■ **Set problem**:
Every line of the records below should be restated exactly.

■ **Supplied material**:

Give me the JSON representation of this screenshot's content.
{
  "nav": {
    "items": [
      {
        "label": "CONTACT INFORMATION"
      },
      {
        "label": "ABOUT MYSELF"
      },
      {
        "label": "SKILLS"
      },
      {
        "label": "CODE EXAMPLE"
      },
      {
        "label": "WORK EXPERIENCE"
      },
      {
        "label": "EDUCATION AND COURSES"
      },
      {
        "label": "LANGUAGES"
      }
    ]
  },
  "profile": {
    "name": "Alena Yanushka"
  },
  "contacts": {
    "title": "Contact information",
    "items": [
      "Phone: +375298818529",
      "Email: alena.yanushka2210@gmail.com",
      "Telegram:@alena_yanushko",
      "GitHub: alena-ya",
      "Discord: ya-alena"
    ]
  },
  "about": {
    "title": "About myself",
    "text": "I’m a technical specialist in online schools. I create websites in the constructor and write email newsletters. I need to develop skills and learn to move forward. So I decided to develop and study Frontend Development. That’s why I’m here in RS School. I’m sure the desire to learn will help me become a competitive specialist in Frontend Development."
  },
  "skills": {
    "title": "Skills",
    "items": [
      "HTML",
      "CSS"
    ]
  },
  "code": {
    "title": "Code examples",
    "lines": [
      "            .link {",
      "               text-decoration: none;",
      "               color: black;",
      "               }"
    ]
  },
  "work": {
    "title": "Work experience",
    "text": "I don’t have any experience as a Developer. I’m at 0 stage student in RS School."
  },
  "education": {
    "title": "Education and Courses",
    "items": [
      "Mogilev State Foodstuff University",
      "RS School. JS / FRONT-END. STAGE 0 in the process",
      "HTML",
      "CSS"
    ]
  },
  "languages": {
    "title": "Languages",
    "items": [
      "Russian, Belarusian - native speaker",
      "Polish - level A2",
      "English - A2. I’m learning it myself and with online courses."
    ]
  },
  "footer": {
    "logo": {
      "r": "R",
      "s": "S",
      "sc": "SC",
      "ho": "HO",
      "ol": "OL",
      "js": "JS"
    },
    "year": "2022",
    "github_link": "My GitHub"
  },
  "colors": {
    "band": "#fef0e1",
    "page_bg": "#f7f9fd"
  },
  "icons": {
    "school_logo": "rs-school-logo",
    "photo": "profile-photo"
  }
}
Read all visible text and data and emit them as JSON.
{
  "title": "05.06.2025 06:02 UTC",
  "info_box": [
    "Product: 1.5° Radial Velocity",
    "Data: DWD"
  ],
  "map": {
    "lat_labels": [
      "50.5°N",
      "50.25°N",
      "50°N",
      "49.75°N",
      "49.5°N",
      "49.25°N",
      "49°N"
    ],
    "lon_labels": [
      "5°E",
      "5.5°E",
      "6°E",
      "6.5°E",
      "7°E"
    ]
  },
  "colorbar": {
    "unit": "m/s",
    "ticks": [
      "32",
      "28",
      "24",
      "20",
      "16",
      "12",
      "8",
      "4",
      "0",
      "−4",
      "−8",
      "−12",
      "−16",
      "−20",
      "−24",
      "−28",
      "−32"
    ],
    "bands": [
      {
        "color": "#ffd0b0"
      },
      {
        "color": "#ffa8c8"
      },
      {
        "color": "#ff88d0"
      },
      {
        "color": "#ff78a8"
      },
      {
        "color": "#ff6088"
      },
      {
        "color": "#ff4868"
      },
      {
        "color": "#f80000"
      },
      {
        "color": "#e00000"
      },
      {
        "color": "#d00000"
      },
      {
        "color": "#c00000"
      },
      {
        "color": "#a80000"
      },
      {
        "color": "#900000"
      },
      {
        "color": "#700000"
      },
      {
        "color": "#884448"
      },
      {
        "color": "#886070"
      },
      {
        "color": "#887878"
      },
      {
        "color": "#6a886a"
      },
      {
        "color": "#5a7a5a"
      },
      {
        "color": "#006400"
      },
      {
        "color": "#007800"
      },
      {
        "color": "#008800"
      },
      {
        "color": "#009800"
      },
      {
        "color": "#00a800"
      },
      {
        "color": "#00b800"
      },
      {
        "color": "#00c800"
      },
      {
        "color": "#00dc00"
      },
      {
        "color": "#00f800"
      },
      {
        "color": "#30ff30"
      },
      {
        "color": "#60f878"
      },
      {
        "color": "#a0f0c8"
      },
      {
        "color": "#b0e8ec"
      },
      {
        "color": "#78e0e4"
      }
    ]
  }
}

■ **Problem solution**:
Give me the JSON representation of this screenshot's content.
{
  "nav": {
    "items": [
      {
        "label": "CONTACT INFORMATION"
      },
      {
        "label": "ABOUT MYSELF"
      },
      {
        "label": "SKILLS"
      },
      {
        "label": "CODE EXAMPLE"
      },
      {
        "label": "WORK EXPERIENCE"
      },
      {
        "label": "EDUCATION AND COURSES"
      },
      {
        "label": "LANGUAGES"
      }
    ]
  },
  "profile": {
    "name": "Alena Yanushka"
  },
  "contacts": {
    "title": "Contact information",
    "items": [
      "Phone: +375298818529",
      "Email: alena.yanushka2210@gmail.com",
      "Telegram:@alena_yanushko",
      "GitHub: alena-ya",
      "Discord: ya-alena"
    ]
  },
  "about": {
    "title": "About myself",
    "text": "I’m a technical specialist in online schools. I create websites in the constructor and write email newsletters. I need to develop skills and learn to move forward. So I decided to develop and study Frontend Development. That’s why I’m here in RS School. I’m sure the desire to learn will help me become a competitive specialist in Frontend Development."
  },
  "skills": {
    "title": "Skills",
    "items": [
      "HTML",
      "CSS"
    ]
  },
  "code": {
    "title": "Code examples",
    "lines": [
      "            .link {",
      "               text-decoration: none;",
      "               color: black;",
      "               }"
    ]
  },
  "work": {
    "title": "Work experience",
    "text": "I don’t have any experience as a Developer. I’m at 0 stage student in RS School."
  },
  "education": {
    "title": "Education and Courses",
    "items": [
      "Mogilev State Foodstuff University",
      "RS School. JS / FRONT-END. STAGE 0 in the process",
      "HTML",
      "CSS"
    ]
  },
  "languages": {
    "title": "Languages",
    "items": [
      "Russian, Belarusian - native speaker",
      "Polish - level A2",
      "English - A2. I’m learning it myself and with online courses."
    ]
  },
  "footer": {
    "logo": {
      "r": "R",
      "s": "S",
      "sc": "SC",
      "ho": "HO",
      "ol": "OL",
      "js": "JS"
    },
    "year": "2022",
    "github_link": "My GitHub"
  },
  "colors": {
    "band": "#fef0e1",
    "page_bg": "#f7f9fd"
  },
  "icons": {
    "school_logo": "rs-school-logo",
    "photo": "profile-photo"
  }
}
Read all visible text and data and emit them as JSON.
{
  "title": "05.06.2025 06:02 UTC",
  "info_box": [
    "Product: 1.5° Radial Velocity",
    "Data: DWD"
  ],
  "map": {
    "lat_labels": [
      "50.5°N",
      "50.25°N",
      "50°N",
      "49.75°N",
      "49.5°N",
      "49.25°N",
      "49°N"
    ],
    "lon_labels": [
      "5°E",
      "5.5°E",
      "6°E",
      "6.5°E",
      "7°E"
    ]
  },
  "colorbar": {
    "unit": "m/s",
    "ticks": [
      "32",
      "28",
      "24",
      "20",
      "16",
      "12",
      "8",
      "4",
      "0",
      "−4",
      "−8",
      "−12",
      "−16",
      "−20",
      "−24",
      "−28",
      "−32"
    ],
    "bands": [
      {
        "color": "#ffd0b0"
      },
      {
        "color": "#ffa8c8"
      },
      {
        "color": "#ff88d0"
      },
      {
        "color": "#ff78a8"
      },
      {
        "color": "#ff6088"
      },
      {
        "color": "#ff4868"
      },
      {
        "color": "#f80000"
      },
      {
        "color": "#e00000"
      },
      {
        "color": "#d00000"
      },
      {
        "color": "#c00000"
      },
      {
        "color": "#a80000"
      },
      {
        "color": "#900000"
      },
      {
        "color": "#700000"
      },
      {
        "color": "#884448"
      },
      {
        "color": "#886070"
      },
      {
        "color": "#887878"
      },
      {
        "color": "#6a886a"
      },
      {
        "color": "#5a7a5a"
      },
      {
        "color": "#006400"
      },
      {
        "color": "#007800"
      },
      {
        "color": "#008800"
      },
      {
        "color": "#009800"
      },
      {
        "color": "#00a800"
      },
      {
        "color": "#00b800"
      },
      {
        "color": "#00c800"
      },
      {
        "color": "#00dc00"
      },
      {
        "color": "#00f800"
      },
      {
        "color": "#30ff30"
      },
      {
        "color": "#60f878"
      },
      {
        "color": "#a0f0c8"
      },
      {
        "color": "#b0e8ec"
      },
      {
        "color": "#78e0e4"
      }
    ]
  }
}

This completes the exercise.